The exercise — Whenever a line contains the string "lifestyle", copy it out of the entries.

══════

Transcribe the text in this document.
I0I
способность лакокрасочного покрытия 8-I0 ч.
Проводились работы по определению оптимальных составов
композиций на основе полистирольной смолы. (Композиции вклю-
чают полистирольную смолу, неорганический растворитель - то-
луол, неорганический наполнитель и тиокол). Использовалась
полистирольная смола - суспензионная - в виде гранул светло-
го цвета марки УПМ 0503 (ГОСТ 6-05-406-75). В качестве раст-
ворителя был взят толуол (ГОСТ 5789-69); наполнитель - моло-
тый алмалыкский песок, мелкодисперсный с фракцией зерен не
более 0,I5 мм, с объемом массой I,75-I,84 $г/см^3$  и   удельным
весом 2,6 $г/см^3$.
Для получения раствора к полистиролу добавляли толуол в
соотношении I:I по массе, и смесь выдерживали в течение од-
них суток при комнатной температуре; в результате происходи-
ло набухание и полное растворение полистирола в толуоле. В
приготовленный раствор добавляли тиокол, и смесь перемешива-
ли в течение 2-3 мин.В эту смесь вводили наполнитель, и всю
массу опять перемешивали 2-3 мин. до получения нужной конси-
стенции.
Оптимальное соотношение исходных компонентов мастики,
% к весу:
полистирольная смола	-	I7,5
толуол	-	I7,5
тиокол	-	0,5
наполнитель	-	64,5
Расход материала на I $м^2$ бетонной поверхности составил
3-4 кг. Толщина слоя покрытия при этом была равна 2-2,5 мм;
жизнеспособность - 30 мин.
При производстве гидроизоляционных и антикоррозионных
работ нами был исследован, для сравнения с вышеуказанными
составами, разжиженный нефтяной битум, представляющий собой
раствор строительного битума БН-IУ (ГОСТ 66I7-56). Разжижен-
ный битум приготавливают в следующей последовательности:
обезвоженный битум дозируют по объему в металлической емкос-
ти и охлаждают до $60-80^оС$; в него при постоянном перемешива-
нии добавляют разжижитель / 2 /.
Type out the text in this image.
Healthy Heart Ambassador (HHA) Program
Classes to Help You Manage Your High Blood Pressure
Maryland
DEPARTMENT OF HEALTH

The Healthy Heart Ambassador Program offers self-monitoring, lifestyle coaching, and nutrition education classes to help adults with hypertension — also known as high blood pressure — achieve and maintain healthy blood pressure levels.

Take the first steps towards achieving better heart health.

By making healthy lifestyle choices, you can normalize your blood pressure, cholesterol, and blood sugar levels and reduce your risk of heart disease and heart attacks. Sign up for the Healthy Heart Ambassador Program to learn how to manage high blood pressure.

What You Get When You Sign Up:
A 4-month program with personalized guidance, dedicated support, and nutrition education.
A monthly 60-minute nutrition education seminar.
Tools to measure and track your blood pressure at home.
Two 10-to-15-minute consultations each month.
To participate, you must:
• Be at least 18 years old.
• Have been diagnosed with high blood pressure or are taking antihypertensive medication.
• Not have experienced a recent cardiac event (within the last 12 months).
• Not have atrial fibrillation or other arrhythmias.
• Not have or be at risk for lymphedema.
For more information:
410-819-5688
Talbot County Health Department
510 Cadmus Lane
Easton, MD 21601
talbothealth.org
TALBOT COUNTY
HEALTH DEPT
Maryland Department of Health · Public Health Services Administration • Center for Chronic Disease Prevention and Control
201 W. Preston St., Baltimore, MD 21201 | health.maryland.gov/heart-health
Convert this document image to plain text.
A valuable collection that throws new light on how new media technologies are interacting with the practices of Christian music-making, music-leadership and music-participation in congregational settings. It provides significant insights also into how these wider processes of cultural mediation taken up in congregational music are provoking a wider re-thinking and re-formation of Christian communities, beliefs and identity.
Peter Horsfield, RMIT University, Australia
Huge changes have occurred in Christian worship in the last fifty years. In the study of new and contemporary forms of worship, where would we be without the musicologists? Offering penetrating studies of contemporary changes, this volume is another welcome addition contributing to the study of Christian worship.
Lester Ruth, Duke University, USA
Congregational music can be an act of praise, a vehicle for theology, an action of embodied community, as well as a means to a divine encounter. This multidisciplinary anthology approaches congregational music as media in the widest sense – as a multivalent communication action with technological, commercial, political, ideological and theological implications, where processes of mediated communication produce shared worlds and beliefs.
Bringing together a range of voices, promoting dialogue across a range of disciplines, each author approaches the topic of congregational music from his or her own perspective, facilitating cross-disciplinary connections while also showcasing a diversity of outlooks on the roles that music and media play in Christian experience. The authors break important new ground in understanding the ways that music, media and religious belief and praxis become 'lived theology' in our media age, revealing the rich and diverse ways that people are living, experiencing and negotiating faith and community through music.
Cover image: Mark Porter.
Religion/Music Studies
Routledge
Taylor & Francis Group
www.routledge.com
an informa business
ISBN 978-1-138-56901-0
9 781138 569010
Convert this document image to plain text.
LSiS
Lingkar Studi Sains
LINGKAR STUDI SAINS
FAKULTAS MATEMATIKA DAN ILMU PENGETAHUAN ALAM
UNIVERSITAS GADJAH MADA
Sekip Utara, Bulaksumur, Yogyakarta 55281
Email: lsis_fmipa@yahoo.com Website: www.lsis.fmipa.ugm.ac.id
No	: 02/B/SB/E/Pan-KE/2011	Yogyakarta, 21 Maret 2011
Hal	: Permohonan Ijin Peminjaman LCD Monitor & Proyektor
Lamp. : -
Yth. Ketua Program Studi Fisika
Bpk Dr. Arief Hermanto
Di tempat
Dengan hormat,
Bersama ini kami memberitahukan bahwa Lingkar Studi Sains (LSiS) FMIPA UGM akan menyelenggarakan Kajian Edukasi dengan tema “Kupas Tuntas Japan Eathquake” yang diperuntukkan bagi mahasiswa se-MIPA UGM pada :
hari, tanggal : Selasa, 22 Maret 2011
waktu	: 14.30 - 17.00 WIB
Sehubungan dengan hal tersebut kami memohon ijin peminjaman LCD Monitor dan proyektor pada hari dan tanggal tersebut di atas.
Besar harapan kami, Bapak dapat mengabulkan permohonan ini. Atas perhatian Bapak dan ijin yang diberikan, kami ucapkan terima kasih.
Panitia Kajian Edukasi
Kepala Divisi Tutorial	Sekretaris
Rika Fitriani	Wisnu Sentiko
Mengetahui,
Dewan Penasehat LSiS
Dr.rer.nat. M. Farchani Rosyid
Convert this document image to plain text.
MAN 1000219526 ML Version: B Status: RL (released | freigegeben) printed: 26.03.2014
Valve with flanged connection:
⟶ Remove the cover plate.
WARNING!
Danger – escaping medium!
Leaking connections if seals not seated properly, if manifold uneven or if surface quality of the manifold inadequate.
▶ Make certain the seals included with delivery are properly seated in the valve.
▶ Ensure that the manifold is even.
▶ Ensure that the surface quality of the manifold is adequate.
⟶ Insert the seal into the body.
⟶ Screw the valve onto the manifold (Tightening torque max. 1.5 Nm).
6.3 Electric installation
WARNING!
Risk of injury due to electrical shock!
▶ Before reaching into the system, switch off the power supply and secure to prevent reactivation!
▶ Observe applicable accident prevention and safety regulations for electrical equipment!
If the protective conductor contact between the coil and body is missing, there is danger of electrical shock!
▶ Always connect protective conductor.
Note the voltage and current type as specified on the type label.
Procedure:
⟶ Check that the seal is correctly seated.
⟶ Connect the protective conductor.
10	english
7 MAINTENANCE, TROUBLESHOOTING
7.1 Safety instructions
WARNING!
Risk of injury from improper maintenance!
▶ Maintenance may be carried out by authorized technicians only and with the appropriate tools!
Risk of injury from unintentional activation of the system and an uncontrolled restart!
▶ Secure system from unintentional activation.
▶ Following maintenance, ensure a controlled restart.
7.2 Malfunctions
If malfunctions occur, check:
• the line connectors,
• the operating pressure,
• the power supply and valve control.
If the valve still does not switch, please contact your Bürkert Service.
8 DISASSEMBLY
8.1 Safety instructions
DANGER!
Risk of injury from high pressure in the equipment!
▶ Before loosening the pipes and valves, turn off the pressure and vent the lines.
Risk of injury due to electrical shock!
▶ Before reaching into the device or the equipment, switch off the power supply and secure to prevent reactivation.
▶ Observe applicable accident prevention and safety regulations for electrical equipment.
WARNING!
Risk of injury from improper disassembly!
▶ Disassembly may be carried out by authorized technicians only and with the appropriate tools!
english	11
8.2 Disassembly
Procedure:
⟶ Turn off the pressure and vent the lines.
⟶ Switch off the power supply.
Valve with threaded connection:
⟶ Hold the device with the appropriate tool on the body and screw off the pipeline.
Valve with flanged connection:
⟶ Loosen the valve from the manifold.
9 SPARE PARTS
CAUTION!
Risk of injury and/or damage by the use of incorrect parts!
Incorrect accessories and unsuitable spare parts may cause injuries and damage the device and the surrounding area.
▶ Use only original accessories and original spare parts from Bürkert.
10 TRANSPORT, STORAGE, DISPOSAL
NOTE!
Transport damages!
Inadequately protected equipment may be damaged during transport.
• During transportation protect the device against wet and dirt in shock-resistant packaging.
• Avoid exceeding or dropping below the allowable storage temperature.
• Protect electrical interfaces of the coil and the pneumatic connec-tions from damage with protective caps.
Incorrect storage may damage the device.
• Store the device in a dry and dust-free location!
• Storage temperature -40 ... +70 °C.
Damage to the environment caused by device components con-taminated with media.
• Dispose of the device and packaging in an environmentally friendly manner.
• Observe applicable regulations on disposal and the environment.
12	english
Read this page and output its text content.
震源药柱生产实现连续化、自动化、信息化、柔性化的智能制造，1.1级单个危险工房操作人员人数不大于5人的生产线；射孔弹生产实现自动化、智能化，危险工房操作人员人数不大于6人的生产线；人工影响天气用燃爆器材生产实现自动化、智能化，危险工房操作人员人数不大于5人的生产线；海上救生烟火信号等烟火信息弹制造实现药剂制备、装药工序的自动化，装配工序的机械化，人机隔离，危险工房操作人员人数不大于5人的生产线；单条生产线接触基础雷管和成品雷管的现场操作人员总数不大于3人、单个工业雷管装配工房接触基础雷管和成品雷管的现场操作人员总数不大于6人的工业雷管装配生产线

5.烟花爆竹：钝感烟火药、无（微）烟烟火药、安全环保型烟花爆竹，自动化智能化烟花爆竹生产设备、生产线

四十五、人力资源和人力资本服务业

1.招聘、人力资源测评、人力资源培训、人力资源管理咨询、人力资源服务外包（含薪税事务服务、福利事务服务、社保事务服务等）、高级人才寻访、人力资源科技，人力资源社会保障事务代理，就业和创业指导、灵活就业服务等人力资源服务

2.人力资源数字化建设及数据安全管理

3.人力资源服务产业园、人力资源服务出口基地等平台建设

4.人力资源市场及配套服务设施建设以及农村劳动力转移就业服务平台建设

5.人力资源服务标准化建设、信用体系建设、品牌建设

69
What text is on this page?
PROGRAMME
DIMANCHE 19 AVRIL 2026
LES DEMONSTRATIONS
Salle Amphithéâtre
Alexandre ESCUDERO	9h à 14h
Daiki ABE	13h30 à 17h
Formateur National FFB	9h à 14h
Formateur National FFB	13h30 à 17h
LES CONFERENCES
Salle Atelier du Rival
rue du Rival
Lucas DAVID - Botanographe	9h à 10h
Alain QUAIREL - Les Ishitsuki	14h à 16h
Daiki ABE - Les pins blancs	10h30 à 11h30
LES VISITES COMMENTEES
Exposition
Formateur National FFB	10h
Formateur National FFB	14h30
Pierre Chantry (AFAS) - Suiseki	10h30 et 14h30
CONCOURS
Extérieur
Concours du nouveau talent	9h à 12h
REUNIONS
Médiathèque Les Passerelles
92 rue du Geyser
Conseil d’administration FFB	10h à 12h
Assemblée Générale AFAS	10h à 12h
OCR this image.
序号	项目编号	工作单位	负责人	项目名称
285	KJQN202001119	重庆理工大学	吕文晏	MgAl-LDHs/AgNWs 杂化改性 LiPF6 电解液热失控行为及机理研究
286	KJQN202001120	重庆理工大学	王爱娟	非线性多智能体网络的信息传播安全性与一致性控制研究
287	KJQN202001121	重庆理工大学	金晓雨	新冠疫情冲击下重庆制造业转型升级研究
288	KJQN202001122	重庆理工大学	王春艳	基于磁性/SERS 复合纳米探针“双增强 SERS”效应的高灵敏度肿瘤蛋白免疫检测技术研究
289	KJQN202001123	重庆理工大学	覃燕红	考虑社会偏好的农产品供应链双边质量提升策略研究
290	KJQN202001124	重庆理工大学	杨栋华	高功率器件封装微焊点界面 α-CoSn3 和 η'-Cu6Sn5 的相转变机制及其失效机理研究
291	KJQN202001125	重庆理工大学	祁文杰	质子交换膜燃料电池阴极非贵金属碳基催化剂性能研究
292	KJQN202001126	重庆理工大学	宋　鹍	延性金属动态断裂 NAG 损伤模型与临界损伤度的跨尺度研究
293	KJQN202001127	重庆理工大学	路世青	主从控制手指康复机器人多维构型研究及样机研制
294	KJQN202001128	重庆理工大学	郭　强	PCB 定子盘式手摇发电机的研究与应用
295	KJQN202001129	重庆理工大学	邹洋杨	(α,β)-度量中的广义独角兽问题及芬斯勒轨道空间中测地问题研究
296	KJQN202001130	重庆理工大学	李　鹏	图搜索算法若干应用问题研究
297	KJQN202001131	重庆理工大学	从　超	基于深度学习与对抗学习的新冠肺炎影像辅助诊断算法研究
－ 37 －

══════

Answer to the task —
The Healthy Heart Ambassador Program offers self-monitoring, lifestyle coaching, and nutrition education classes to help adults with hypertension — also known as high blood pressure — achieve and maintain healthy blood pressure levels.
By making healthy lifestyle choices, you can normalize your blood pressure, cholesterol, and blood sugar levels and reduce your risk of heart disease and heart attacks. Sign up for the Healthy Heart Ambassador Program to learn how to manage high blood pressure.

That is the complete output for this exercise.